EXERCISE INSTRUCTIONS =>
Reproduce the records below in full and exactly, without their images.

TASK MATERIAL =>
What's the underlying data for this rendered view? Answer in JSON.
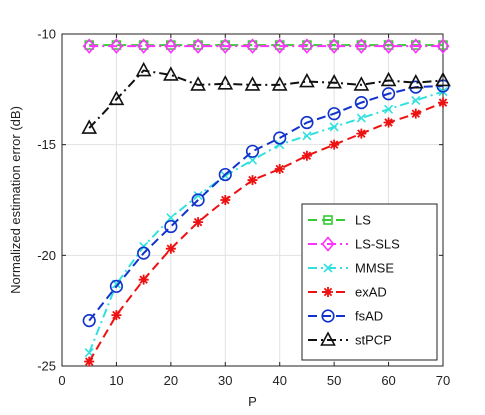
{
  "chart_data": {
    "type": "line",
    "title": "",
    "xlabel": "P",
    "ylabel": "Normalized estimation error (dB)",
    "xlim": [
      0,
      70
    ],
    "ylim": [
      -25,
      -10
    ],
    "xticks": [
      0,
      10,
      20,
      30,
      40,
      50,
      60,
      70
    ],
    "yticks": [
      -25,
      -20,
      -15,
      -10
    ],
    "grid": true,
    "legend_position": "bottom-right",
    "x": [
      5,
      10,
      15,
      20,
      25,
      30,
      35,
      40,
      45,
      50,
      55,
      60,
      65,
      70
    ],
    "series": [
      {
        "name": "LS",
        "color": "#33cc33",
        "dash": "dash",
        "marker": "square",
        "values": [
          -10.5,
          -10.5,
          -10.5,
          -10.5,
          -10.5,
          -10.5,
          -10.5,
          -10.5,
          -10.5,
          -10.5,
          -10.5,
          -10.5,
          -10.5,
          -10.5
        ]
      },
      {
        "name": "LS-SLS",
        "color": "#ff33ff",
        "dash": "dashdot",
        "marker": "diamond",
        "values": [
          -10.55,
          -10.55,
          -10.55,
          -10.55,
          -10.55,
          -10.55,
          -10.55,
          -10.55,
          -10.55,
          -10.55,
          -10.55,
          -10.55,
          -10.55,
          -10.55
        ]
      },
      {
        "name": "MMSE",
        "color": "#33e0e0",
        "dash": "dashdot",
        "marker": "x",
        "values": [
          -24.4,
          -21.3,
          -19.6,
          -18.3,
          -17.3,
          -16.4,
          -15.7,
          -15.0,
          -14.6,
          -14.2,
          -13.8,
          -13.4,
          -13.0,
          -12.6
        ]
      },
      {
        "name": "exAD",
        "color": "#ee1111",
        "dash": "dash",
        "marker": "asterisk",
        "values": [
          -24.8,
          -22.7,
          -21.1,
          -19.7,
          -18.5,
          -17.5,
          -16.6,
          -16.1,
          -15.5,
          -15.0,
          -14.5,
          -14.0,
          -13.6,
          -13.1
        ]
      },
      {
        "name": "fsAD",
        "color": "#1133cc",
        "dash": "dash",
        "marker": "circle",
        "values": [
          -22.95,
          -21.4,
          -19.9,
          -18.7,
          -17.5,
          -16.35,
          -15.3,
          -14.7,
          -14.0,
          -13.6,
          -13.1,
          -12.7,
          -12.4,
          -12.35
        ]
      },
      {
        "name": "stPCP",
        "color": "#111111",
        "dash": "dashdot",
        "marker": "triangle",
        "values": [
          -14.25,
          -12.95,
          -11.65,
          -11.85,
          -12.3,
          -12.25,
          -12.3,
          -12.3,
          -12.15,
          -12.2,
          -12.3,
          -12.1,
          -12.2,
          -12.1
        ]
      }
    ]
  }
}
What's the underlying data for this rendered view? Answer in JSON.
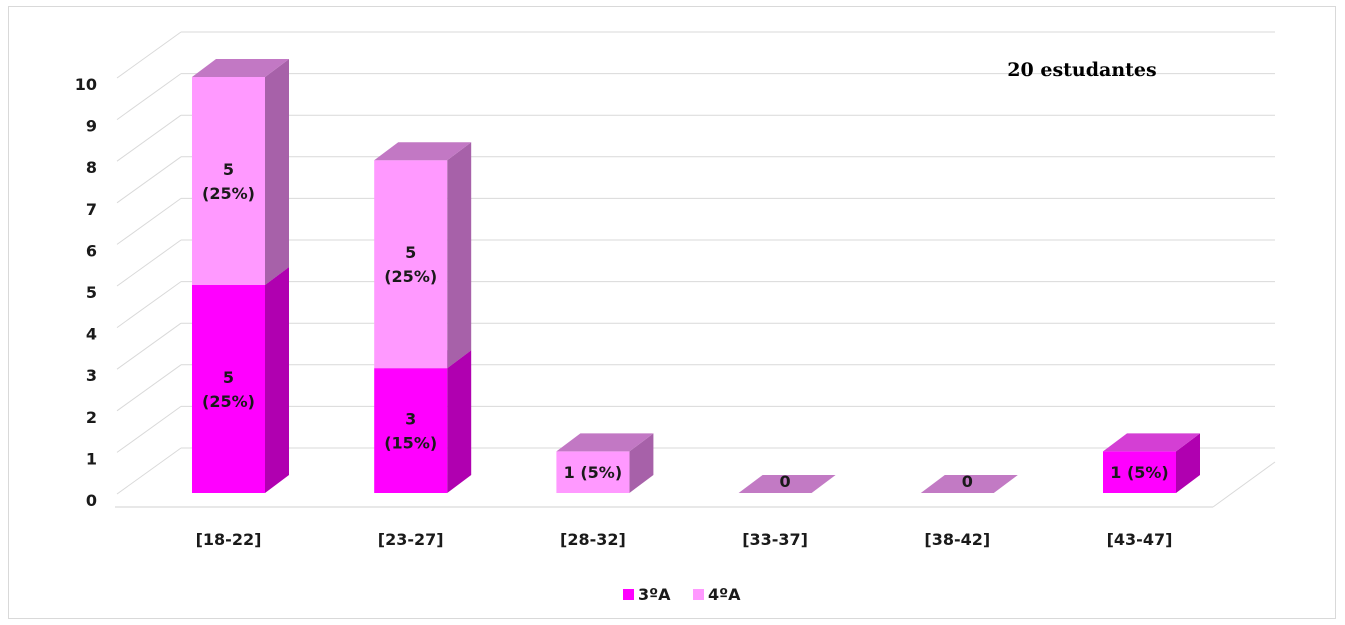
{
  "chart_data": {
    "type": "bar",
    "stacked": true,
    "three_d": true,
    "categories": [
      "[18-22]",
      "[23-27]",
      "[28-32]",
      "[33-37]",
      "[38-42]",
      "[43-47]"
    ],
    "series": [
      {
        "name": "3ºA",
        "values": [
          5,
          3,
          0,
          0,
          0,
          1
        ],
        "labels": [
          "5\n(25%)",
          "3\n(15%)",
          "",
          "0",
          "0",
          "1 (5%)"
        ]
      },
      {
        "name": "4ºA",
        "values": [
          5,
          5,
          1,
          0,
          0,
          0
        ],
        "labels": [
          "5\n(25%)",
          "5\n(25%)",
          "1 (5%)",
          "",
          "",
          ""
        ]
      }
    ],
    "annotation": "20 estudantes",
    "ylim": [
      0,
      10
    ],
    "yticks": [
      0,
      1,
      2,
      3,
      4,
      5,
      6,
      7,
      8,
      9,
      10
    ],
    "grid": true,
    "legend": "bottom",
    "colors": {
      "3ºA": {
        "front": "#ff00ff",
        "side": "#b000b0",
        "top": "#d43fd4"
      },
      "4ºA": {
        "front": "#ff99ff",
        "side": "#a761a9",
        "top": "#c278c4"
      },
      "grid": "#d9d9d9",
      "floor_zero": "#c27ac4"
    }
  }
}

SOLUTION FOR THIS TASK =>
What's the underlying data for this rendered view? Answer in JSON.
{
  "chart_data": {
    "type": "line",
    "title": "",
    "xlabel": "P",
    "ylabel": "Normalized estimation error (dB)",
    "xlim": [
      0,
      70
    ],
    "ylim": [
      -25,
      -10
    ],
    "xticks": [
      0,
      10,
      20,
      30,
      40,
      50,
      60,
      70
    ],
    "yticks": [
      -25,
      -20,
      -15,
      -10
    ],
    "grid": true,
    "legend_position": "bottom-right",
    "x": [
      5,
      10,
      15,
      20,
      25,
      30,
      35,
      40,
      45,
      50,
      55,
      60,
      65,
      70
    ],
    "series": [
      {
        "name": "LS",
        "color": "#33cc33",
        "dash": "dash",
        "marker": "square",
        "values": [
          -10.5,
          -10.5,
          -10.5,
          -10.5,
          -10.5,
          -10.5,
          -10.5,
          -10.5,
          -10.5,
          -10.5,
          -10.5,
          -10.5,
          -10.5,
          -10.5
        ]
      },
      {
        "name": "LS-SLS",
        "color": "#ff33ff",
        "dash": "dashdot",
        "marker": "diamond",
        "values": [
          -10.55,
          -10.55,
          -10.55,
          -10.55,
          -10.55,
          -10.55,
          -10.55,
          -10.55,
          -10.55,
          -10.55,
          -10.55,
          -10.55,
          -10.55,
          -10.55
        ]
      },
      {
        "name": "MMSE",
        "color": "#33e0e0",
        "dash": "dashdot",
        "marker": "x",
        "values": [
          -24.4,
          -21.3,
          -19.6,
          -18.3,
          -17.3,
          -16.4,
          -15.7,
          -15.0,
          -14.6,
          -14.2,
          -13.8,
          -13.4,
          -13.0,
          -12.6
        ]
      },
      {
        "name": "exAD",
        "color": "#ee1111",
        "dash": "dash",
        "marker": "asterisk",
        "values": [
          -24.8,
          -22.7,
          -21.1,
          -19.7,
          -18.5,
          -17.5,
          -16.6,
          -16.1,
          -15.5,
          -15.0,
          -14.5,
          -14.0,
          -13.6,
          -13.1
        ]
      },
      {
        "name": "fsAD",
        "color": "#1133cc",
        "dash": "dash",
        "marker": "circle",
        "values": [
          -22.95,
          -21.4,
          -19.9,
          -18.7,
          -17.5,
          -16.35,
          -15.3,
          -14.7,
          -14.0,
          -13.6,
          -13.1,
          -12.7,
          -12.4,
          -12.35
        ]
      },
      {
        "name": "stPCP",
        "color": "#111111",
        "dash": "dashdot",
        "marker": "triangle",
        "values": [
          -14.25,
          -12.95,
          -11.65,
          -11.85,
          -12.3,
          -12.25,
          -12.3,
          -12.3,
          -12.15,
          -12.2,
          -12.3,
          -12.1,
          -12.2,
          -12.1
        ]
      }
    ]
  }
}
What's the underlying data for this rendered view? Answer in JSON.
{
  "chart_data": {
    "type": "bar",
    "stacked": true,
    "three_d": true,
    "categories": [
      "[18-22]",
      "[23-27]",
      "[28-32]",
      "[33-37]",
      "[38-42]",
      "[43-47]"
    ],
    "series": [
      {
        "name": "3ºA",
        "values": [
          5,
          3,
          0,
          0,
          0,
          1
        ],
        "labels": [
          "5\n(25%)",
          "3\n(15%)",
          "",
          "0",
          "0",
          "1 (5%)"
        ]
      },
      {
        "name": "4ºA",
        "values": [
          5,
          5,
          1,
          0,
          0,
          0
        ],
        "labels": [
          "5\n(25%)",
          "5\n(25%)",
          "1 (5%)",
          "",
          "",
          ""
        ]
      }
    ],
    "annotation": "20 estudantes",
    "ylim": [
      0,
      10
    ],
    "yticks": [
      0,
      1,
      2,
      3,
      4,
      5,
      6,
      7,
      8,
      9,
      10
    ],
    "grid": true,
    "legend": "bottom",
    "colors": {
      "3ºA": {
        "front": "#ff00ff",
        "side": "#b000b0",
        "top": "#d43fd4"
      },
      "4ºA": {
        "front": "#ff99ff",
        "side": "#a761a9",
        "top": "#c278c4"
      },
      "grid": "#d9d9d9",
      "floor_zero": "#c27ac4"
    }
  }
}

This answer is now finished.